[Stated task]: Your task is to give the number of lines in the listing that include "Megamenu", and nothing else.

Data items
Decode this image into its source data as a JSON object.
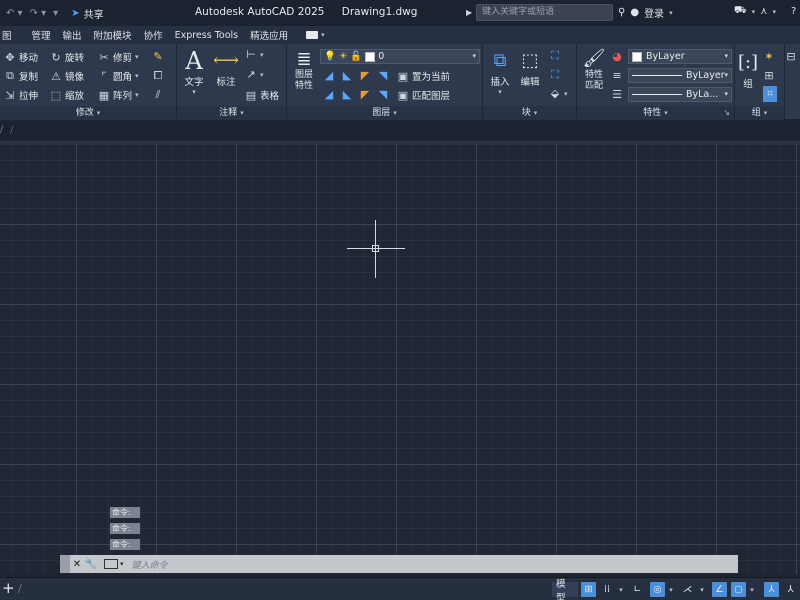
{
  "title_bar": {
    "share_label": "共享",
    "app_title": "Autodesk AutoCAD 2025",
    "document_name": "Drawing1.dwg",
    "search_placeholder": "键入关键字或短语",
    "login_label": "登录"
  },
  "ribbon_tabs": [
    "图",
    "管理",
    "输出",
    "附加模块",
    "协作",
    "Express Tools",
    "精选应用"
  ],
  "panels": {
    "modify": {
      "title": "修改",
      "items": {
        "move": "移动",
        "rotate": "旋转",
        "trim": "修剪",
        "copy": "复制",
        "mirror": "镜像",
        "fillet": "圆角",
        "stretch": "拉伸",
        "scale": "缩放",
        "array": "阵列"
      }
    },
    "annotation": {
      "title": "注释",
      "text": "文字",
      "dimension": "标注",
      "table": "表格"
    },
    "layers": {
      "title": "图层",
      "layer_properties": "图层\n特性",
      "current_layer": "0",
      "set_current": "置为当前",
      "match_layer": "匹配图层"
    },
    "block": {
      "title": "块",
      "insert": "插入",
      "edit": "编辑"
    },
    "properties": {
      "title": "特性",
      "match_properties": "特性\n匹配",
      "color": "ByLayer",
      "lineweight": "ByLayer",
      "linetype": "ByLa..."
    },
    "groups": {
      "title": "组",
      "group": "组"
    }
  },
  "command_history": [
    "命令:",
    "命令:",
    "命令:"
  ],
  "command_line": {
    "placeholder": "键入命令"
  },
  "status_bar": {
    "model_label": "模型"
  },
  "colors": {
    "background": "#1e2431",
    "ribbon": "#2e394d",
    "accent": "#4b8fd8"
  }
}
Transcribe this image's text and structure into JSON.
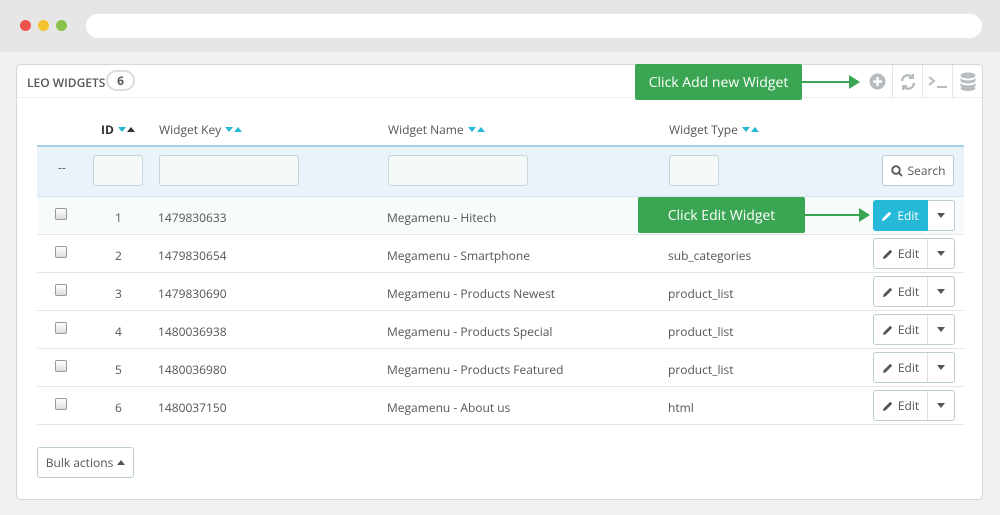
{
  "panel": {
    "title": "LEO WIDGETS",
    "count": "6"
  },
  "toolbar": {
    "icons": [
      "add-circle-icon",
      "refresh-icon",
      "terminal-icon",
      "database-icon"
    ]
  },
  "callouts": {
    "add": "Click Add new Widget",
    "edit": "Click Edit Widget"
  },
  "table": {
    "columns": {
      "id": "ID",
      "key": "Widget Key",
      "name": "Widget Name",
      "type": "Widget Type"
    },
    "filter_dash": "--",
    "search_label": "Search",
    "rows": [
      {
        "id": "1",
        "key": "1479830633",
        "name": "Megamenu - Hitech",
        "type": ""
      },
      {
        "id": "2",
        "key": "1479830654",
        "name": "Megamenu - Smartphone",
        "type": "sub_categories"
      },
      {
        "id": "3",
        "key": "1479830690",
        "name": "Megamenu - Products Newest",
        "type": "product_list"
      },
      {
        "id": "4",
        "key": "1480036938",
        "name": "Megamenu - Products Special",
        "type": "product_list"
      },
      {
        "id": "5",
        "key": "1480036980",
        "name": "Megamenu - Products Featured",
        "type": "product_list"
      },
      {
        "id": "6",
        "key": "1480037150",
        "name": "Megamenu - About us",
        "type": "html"
      }
    ],
    "edit_label": "Edit"
  },
  "bulk_label": "Bulk actions",
  "colors": {
    "accent": "#25b9d7",
    "callout": "#3aa653"
  }
}
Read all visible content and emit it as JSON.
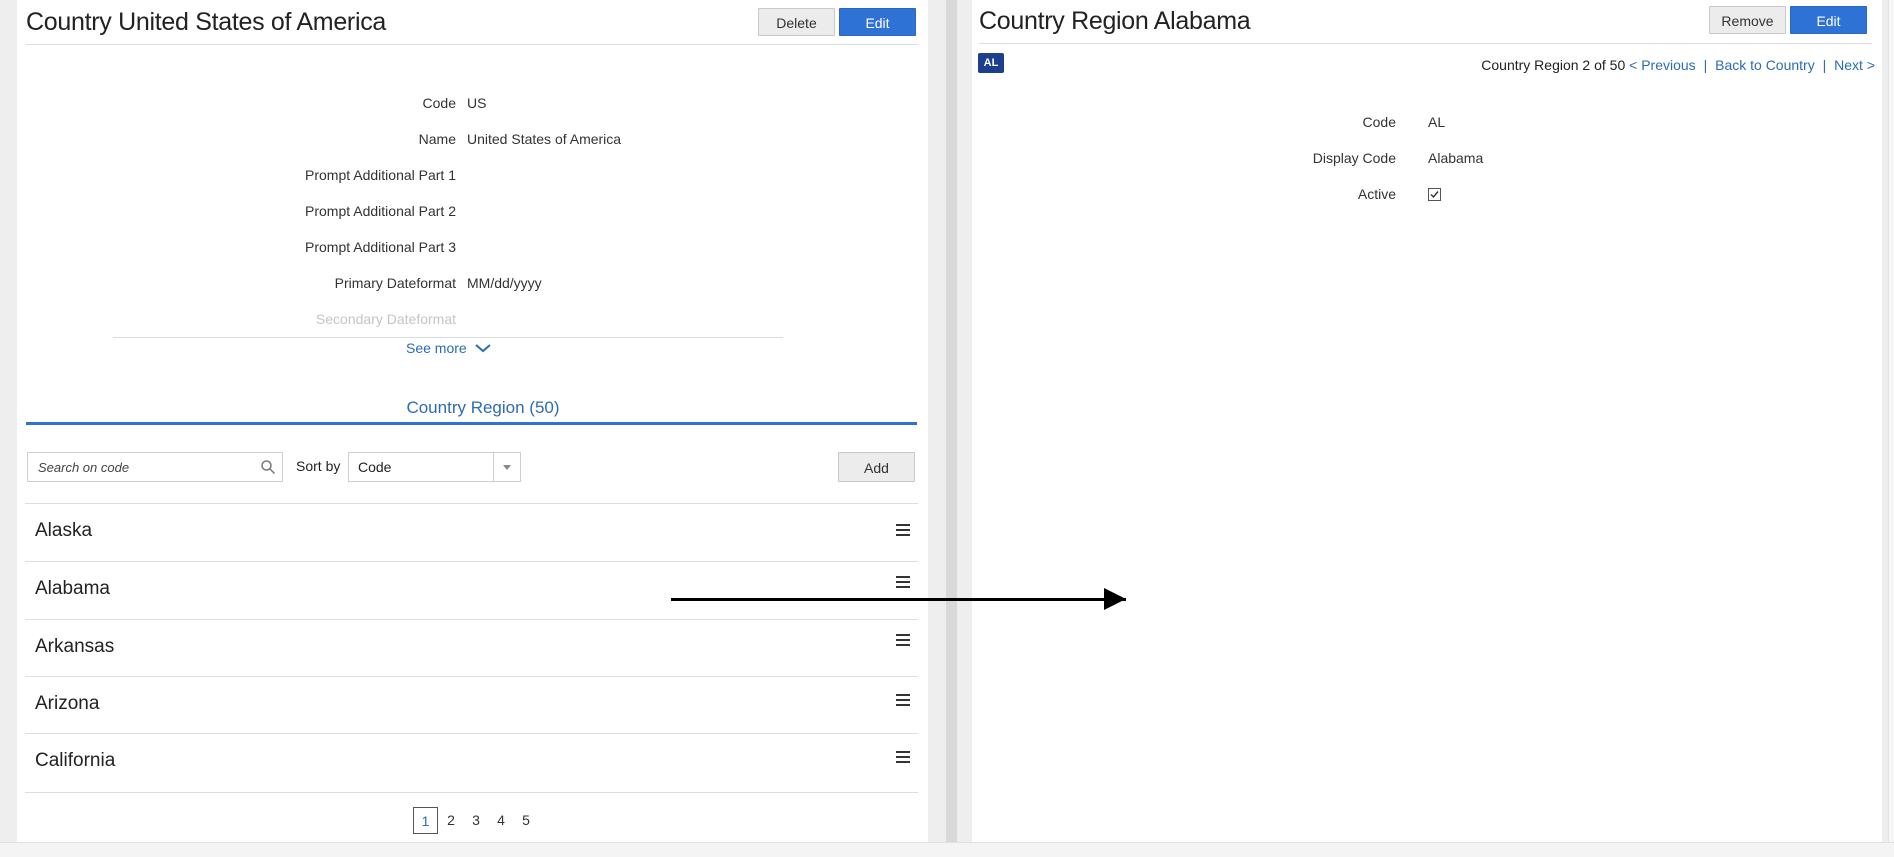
{
  "left": {
    "title": "Country United States of America",
    "delete_label": "Delete",
    "edit_label": "Edit",
    "fields": [
      {
        "label": "Code",
        "value": "US"
      },
      {
        "label": "Name",
        "value": "United States of America"
      },
      {
        "label": "Prompt Additional Part 1",
        "value": ""
      },
      {
        "label": "Prompt Additional Part 2",
        "value": ""
      },
      {
        "label": "Prompt Additional Part 3",
        "value": ""
      },
      {
        "label": "Primary Dateformat",
        "value": "MM/dd/yyyy"
      },
      {
        "label": "Secondary Dateformat",
        "value": ""
      }
    ],
    "see_more": "See more",
    "tab_label": "Country Region (50)",
    "search_placeholder": "Search on code",
    "sort_label": "Sort by",
    "sort_value": "Code",
    "add_label": "Add",
    "rows": [
      "Alaska",
      "Alabama",
      "Arkansas",
      "Arizona",
      "California"
    ],
    "pages": [
      "1",
      "2",
      "3",
      "4",
      "5"
    ],
    "active_page": "1"
  },
  "right": {
    "title": "Country Region Alabama",
    "remove_label": "Remove",
    "edit_label": "Edit",
    "badge": "AL",
    "nav": {
      "position_text": "Country Region 2 of 50",
      "previous": "< Previous",
      "back": "Back to Country",
      "next": "Next >",
      "separator": "|"
    },
    "fields": [
      {
        "label": "Code",
        "value": "AL"
      },
      {
        "label": "Display Code",
        "value": "Alabama"
      },
      {
        "label": "Active",
        "value": ""
      }
    ],
    "active_checked": true
  },
  "icons": {
    "search": "search-icon",
    "dropdown": "chevron-down-icon",
    "see_more": "chevron-down-icon",
    "row_menu": "menu-icon",
    "checkbox": "checkbox-checked-icon"
  },
  "colors": {
    "accent": "#2f72d6",
    "link": "#2c6cb6",
    "badge": "#1d3f8f"
  }
}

[Complete output]: 6